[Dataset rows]
_____

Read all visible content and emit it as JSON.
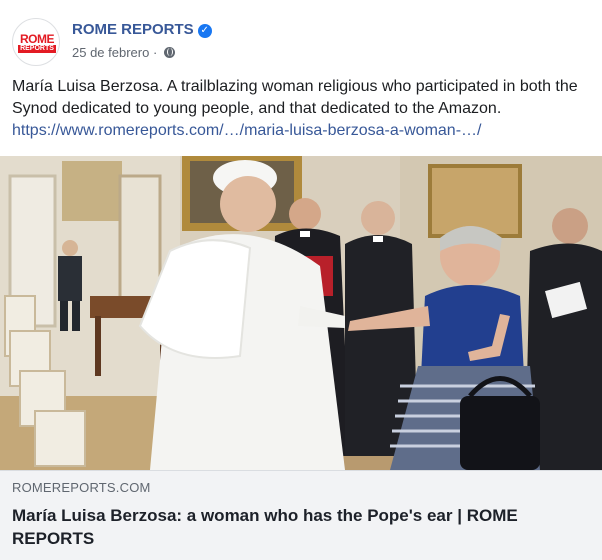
{
  "post": {
    "page_name": "ROME REPORTS",
    "verified_icon": "verified-check-icon",
    "date": "25 de febrero",
    "separator": " · ",
    "privacy_icon": "globe-icon",
    "avatar": {
      "logo_line1": "ROME",
      "logo_line2": "REPORTS",
      "brand_color": "#e31b23"
    },
    "text": "María Luisa Berzosa. A trailblazing woman religious who participated in both the Synod dedicated to young people, and that dedicated to the Amazon.",
    "link_text": "https://www.romereports.com/…/maria-luisa-berzosa-a-woman-…/"
  },
  "link_preview": {
    "domain": "ROMEREPORTS.COM",
    "title": "María Luisa Berzosa: a woman who has the Pope's ear | ROME REPORTS"
  },
  "colors": {
    "link": "#385898",
    "meta_text": "#606770",
    "verified": "#1877f2",
    "preview_bg": "#f2f3f5"
  }
}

_____

> [EXERCISE PROMPT]: Report the number of lines containing the string "icon" and add nothing to it.

> [THE COMPLETED TASK]: 2